Records contained in a dataset:
━━━━

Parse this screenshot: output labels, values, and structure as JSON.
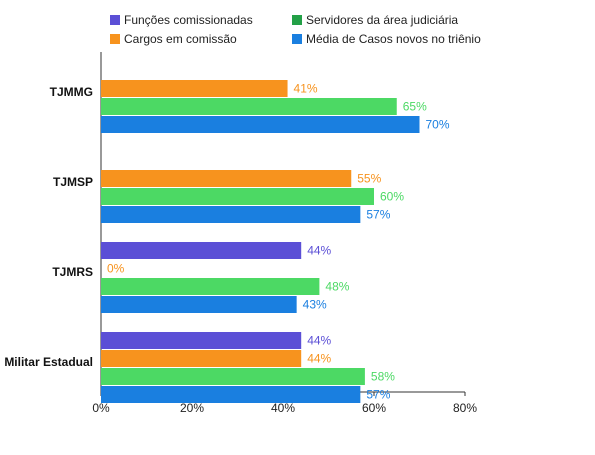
{
  "chart_data": {
    "type": "bar",
    "orientation": "horizontal",
    "categories": [
      "TJMMG",
      "TJMSP",
      "TJMRS",
      "Militar Estadual"
    ],
    "series": [
      {
        "name": "Funções comissionadas",
        "color": "#5b4fd6",
        "values": [
          null,
          null,
          44,
          44
        ],
        "labels": [
          "",
          "",
          "44%",
          "44%"
        ]
      },
      {
        "name": "Cargos em comissão",
        "color": "#f7931e",
        "values": [
          41,
          55,
          0,
          44
        ],
        "labels": [
          "41%",
          "55%",
          "0%",
          "44%"
        ]
      },
      {
        "name": "Servidores da área judiciária",
        "color": "#4cd964",
        "values": [
          65,
          60,
          48,
          58
        ],
        "labels": [
          "65%",
          "60%",
          "48%",
          "58%"
        ]
      },
      {
        "name": "Média de Casos novos no triênio",
        "color": "#1a7fe0",
        "values": [
          70,
          57,
          43,
          57
        ],
        "labels": [
          "70%",
          "57%",
          "43%",
          "57%"
        ]
      }
    ],
    "legend_labels": [
      "Funções comissionadas",
      "Servidores da área judiciária",
      "Cargos em comissão",
      "Média de Casos novos no triênio"
    ],
    "legend_colors": [
      "#5b4fd6",
      "#23a047",
      "#f7931e",
      "#1a7fe0"
    ],
    "x_ticks": [
      "0%",
      "20%",
      "40%",
      "60%",
      "80%"
    ],
    "xlim": [
      0,
      80
    ],
    "legend_position": "top",
    "grid": false,
    "label_colors": [
      "#5b4fd6",
      "#f7931e",
      "#4cd964",
      "#1a7fe0"
    ]
  }
}
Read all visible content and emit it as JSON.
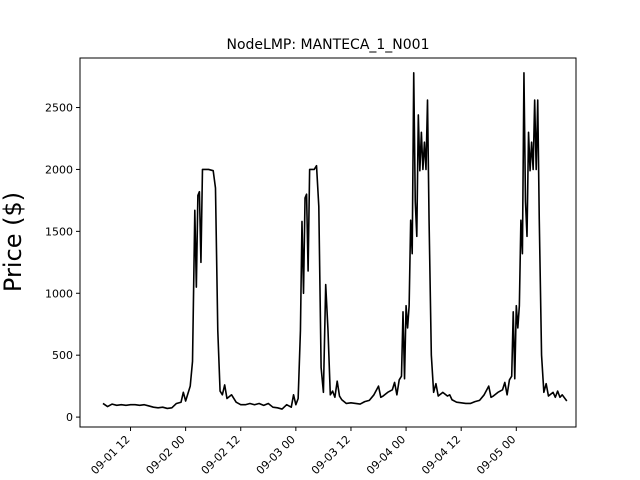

━━━━

Pick out the lines that include the word "Funções" and write them out.

        "name": "Funções comissionadas",
      "Funções comissionadas",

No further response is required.